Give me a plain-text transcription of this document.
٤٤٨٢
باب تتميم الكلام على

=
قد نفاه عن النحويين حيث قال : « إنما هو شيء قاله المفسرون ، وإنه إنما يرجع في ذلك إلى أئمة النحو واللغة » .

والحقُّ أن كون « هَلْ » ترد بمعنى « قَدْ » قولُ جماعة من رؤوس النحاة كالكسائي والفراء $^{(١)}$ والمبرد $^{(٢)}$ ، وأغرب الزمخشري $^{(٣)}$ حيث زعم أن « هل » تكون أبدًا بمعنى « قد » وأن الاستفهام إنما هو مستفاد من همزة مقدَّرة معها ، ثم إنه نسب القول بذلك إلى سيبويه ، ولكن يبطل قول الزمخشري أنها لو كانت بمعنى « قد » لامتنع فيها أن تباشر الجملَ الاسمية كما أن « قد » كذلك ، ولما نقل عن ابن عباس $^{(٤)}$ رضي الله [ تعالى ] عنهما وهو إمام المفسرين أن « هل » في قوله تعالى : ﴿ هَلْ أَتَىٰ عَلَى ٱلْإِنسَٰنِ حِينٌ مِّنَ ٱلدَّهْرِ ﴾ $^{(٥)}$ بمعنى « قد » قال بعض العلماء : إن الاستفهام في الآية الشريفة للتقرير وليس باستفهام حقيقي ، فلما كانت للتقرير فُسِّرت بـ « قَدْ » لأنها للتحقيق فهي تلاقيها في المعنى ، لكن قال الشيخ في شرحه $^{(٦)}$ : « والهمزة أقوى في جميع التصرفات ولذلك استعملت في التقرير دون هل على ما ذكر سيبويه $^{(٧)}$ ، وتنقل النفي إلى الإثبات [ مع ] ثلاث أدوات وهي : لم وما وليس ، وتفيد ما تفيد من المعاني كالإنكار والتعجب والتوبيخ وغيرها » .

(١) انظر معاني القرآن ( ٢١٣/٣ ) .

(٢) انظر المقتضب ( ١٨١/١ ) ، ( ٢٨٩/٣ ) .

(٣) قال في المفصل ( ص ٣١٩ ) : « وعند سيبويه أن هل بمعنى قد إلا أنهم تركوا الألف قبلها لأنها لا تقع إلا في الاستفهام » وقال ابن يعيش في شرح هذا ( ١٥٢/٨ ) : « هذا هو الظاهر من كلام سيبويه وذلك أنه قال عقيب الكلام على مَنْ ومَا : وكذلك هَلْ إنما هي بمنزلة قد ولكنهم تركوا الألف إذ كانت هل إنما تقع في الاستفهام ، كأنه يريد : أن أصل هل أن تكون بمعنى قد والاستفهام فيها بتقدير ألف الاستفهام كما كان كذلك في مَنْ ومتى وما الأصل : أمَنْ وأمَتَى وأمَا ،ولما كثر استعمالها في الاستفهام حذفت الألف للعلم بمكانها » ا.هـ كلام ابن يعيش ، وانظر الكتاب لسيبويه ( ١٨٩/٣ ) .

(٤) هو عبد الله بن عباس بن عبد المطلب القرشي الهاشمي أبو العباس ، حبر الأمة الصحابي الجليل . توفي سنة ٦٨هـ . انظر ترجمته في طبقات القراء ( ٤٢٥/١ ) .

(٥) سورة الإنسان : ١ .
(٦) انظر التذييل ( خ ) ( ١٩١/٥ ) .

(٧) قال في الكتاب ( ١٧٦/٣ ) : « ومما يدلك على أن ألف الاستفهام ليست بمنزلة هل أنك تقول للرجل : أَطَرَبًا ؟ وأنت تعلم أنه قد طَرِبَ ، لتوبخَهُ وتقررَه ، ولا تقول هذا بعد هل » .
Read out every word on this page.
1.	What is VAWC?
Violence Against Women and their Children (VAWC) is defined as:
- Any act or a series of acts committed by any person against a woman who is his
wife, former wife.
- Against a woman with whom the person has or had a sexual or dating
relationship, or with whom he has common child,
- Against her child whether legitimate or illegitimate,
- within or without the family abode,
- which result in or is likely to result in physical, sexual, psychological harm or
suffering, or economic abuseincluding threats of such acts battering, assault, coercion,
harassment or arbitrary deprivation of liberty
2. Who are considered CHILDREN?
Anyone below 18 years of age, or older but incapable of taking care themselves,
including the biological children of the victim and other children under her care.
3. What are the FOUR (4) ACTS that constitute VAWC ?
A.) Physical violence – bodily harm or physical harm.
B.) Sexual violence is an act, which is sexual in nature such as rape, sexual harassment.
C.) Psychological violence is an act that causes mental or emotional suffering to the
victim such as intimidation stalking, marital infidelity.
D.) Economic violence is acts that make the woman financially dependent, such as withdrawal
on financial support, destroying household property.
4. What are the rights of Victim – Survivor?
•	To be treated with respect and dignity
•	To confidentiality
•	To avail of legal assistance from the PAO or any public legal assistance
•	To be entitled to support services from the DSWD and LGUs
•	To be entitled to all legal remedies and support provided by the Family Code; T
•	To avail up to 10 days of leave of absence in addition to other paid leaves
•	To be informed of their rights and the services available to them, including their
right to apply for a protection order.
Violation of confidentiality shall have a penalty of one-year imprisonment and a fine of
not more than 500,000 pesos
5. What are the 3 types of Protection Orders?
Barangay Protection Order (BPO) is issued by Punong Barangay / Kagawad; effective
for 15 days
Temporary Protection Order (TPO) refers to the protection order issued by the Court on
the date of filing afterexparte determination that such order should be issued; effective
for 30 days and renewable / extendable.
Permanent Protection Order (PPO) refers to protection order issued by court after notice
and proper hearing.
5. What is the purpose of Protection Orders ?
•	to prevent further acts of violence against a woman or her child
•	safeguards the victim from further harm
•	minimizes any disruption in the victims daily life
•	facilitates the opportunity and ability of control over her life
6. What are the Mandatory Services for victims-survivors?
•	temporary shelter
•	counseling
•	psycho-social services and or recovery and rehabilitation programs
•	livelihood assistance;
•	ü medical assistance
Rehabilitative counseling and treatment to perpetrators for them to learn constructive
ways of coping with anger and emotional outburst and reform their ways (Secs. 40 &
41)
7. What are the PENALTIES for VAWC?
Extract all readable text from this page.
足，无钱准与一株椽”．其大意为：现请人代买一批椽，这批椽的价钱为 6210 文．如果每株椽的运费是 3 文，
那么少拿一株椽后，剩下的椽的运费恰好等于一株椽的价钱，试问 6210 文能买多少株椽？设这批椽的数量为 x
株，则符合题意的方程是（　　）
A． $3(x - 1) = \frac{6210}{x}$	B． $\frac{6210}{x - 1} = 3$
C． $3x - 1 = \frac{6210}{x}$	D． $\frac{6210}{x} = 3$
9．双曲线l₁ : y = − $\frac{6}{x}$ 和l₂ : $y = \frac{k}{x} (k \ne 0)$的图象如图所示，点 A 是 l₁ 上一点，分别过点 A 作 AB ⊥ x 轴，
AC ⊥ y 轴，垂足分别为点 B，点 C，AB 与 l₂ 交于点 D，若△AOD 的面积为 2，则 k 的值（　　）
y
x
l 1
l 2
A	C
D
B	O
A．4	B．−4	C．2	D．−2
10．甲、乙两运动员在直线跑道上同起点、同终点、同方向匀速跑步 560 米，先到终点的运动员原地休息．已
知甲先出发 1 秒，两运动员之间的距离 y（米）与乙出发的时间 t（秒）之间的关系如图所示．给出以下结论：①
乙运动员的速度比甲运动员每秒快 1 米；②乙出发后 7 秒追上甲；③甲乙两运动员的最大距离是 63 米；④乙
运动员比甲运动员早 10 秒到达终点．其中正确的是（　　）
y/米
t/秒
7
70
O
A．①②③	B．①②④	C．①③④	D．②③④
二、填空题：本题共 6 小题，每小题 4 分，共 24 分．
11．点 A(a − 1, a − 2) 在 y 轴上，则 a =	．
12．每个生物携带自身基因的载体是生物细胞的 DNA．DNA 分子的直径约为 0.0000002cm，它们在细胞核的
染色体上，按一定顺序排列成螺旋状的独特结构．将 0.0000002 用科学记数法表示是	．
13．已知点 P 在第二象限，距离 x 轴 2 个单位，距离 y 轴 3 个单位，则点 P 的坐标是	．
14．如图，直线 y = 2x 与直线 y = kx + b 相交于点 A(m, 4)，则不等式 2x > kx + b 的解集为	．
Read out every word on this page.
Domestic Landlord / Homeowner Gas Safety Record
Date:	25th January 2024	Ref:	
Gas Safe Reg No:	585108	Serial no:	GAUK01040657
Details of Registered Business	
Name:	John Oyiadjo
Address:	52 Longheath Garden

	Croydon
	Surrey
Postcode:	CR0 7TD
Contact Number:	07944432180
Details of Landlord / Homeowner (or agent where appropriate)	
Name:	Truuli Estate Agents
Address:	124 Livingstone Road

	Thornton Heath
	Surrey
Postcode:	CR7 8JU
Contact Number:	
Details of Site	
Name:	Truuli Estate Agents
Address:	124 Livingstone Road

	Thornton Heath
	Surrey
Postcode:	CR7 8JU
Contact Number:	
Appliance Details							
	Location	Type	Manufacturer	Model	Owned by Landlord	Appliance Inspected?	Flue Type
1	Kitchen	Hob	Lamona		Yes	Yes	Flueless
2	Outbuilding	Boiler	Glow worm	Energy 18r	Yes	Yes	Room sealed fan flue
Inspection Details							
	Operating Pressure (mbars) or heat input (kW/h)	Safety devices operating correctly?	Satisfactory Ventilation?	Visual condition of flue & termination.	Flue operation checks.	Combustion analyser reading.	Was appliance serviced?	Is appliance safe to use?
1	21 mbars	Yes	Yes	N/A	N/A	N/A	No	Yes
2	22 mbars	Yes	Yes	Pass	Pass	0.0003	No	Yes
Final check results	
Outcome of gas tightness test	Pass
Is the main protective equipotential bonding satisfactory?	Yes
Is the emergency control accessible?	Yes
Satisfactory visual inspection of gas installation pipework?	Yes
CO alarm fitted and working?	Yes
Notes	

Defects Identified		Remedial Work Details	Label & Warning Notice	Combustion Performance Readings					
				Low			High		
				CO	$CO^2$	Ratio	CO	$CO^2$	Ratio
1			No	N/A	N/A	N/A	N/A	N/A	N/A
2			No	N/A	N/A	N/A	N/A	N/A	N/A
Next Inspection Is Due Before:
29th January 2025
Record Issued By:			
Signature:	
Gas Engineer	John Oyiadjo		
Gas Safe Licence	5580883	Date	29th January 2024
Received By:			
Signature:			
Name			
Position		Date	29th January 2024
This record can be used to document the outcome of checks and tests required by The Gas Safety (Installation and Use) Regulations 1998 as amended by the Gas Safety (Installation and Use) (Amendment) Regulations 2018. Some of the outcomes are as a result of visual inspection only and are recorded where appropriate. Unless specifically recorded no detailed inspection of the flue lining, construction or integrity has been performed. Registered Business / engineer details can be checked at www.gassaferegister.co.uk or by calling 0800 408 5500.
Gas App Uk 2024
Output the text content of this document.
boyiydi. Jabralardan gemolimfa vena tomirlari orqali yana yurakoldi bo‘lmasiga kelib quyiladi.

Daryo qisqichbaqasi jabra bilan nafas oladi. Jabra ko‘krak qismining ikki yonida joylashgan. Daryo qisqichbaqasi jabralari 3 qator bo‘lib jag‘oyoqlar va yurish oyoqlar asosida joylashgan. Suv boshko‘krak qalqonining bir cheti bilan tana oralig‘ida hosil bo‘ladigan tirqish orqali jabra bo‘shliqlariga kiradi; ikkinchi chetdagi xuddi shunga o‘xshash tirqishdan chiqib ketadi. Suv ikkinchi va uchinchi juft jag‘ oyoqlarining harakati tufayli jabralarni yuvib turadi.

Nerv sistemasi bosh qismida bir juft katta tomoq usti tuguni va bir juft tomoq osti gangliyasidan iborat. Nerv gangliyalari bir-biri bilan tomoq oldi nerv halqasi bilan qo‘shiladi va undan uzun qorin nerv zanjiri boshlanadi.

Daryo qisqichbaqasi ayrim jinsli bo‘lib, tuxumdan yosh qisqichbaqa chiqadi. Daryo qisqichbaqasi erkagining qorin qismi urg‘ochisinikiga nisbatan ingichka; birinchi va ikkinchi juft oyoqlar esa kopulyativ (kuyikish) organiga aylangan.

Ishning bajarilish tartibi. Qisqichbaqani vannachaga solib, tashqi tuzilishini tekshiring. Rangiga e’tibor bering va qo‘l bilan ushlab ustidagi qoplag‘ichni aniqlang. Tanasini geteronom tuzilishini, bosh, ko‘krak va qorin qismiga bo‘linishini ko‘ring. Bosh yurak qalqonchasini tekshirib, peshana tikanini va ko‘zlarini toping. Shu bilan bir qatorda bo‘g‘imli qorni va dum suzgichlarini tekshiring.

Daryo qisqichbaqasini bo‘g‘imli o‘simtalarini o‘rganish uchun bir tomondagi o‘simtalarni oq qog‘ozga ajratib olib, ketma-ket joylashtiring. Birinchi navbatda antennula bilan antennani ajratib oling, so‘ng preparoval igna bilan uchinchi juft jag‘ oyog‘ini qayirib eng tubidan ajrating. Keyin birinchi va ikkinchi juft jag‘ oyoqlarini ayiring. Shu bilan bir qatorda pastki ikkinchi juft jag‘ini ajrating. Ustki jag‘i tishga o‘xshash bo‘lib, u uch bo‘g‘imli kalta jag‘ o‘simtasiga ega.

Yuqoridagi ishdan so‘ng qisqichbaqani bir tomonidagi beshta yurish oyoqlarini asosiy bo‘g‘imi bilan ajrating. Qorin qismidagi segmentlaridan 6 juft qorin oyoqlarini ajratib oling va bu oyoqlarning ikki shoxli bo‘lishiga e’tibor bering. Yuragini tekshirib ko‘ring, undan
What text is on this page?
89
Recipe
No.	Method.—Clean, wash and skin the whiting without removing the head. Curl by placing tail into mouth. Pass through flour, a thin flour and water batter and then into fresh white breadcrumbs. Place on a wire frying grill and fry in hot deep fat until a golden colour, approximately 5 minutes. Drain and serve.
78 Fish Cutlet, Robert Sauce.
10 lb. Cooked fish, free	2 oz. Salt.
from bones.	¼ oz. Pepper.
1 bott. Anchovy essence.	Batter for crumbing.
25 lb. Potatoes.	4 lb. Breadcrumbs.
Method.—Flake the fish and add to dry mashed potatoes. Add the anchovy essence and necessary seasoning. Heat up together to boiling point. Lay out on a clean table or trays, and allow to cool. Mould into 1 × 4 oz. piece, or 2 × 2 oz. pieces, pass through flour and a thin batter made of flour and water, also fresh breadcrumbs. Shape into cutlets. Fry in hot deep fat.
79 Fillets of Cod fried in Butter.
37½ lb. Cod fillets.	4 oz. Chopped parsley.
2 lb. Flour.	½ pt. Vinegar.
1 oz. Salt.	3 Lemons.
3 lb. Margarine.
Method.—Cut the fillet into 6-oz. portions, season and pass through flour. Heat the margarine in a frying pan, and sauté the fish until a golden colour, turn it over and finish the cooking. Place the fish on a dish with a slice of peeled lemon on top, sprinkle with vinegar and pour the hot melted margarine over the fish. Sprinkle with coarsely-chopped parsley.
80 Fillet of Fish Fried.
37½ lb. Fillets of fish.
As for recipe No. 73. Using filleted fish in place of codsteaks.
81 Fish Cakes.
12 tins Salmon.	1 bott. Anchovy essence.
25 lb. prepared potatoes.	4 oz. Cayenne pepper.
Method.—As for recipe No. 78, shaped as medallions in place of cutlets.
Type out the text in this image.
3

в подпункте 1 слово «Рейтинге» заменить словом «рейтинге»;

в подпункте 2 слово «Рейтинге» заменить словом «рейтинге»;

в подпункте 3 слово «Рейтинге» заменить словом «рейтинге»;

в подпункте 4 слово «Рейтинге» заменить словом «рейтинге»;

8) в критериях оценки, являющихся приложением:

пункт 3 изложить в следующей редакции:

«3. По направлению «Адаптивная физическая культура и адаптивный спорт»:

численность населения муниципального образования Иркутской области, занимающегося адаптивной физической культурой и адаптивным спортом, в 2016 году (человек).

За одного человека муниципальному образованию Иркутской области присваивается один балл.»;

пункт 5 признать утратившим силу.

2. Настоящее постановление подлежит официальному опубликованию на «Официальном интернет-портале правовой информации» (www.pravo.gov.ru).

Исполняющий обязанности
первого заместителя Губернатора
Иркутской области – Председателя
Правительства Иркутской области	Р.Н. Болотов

---

Which lines contain the word "counseling"? Copy each of them.

Full output:
•	counseling
Rehabilitative counseling and treatment to perpetrators for them to learn constructive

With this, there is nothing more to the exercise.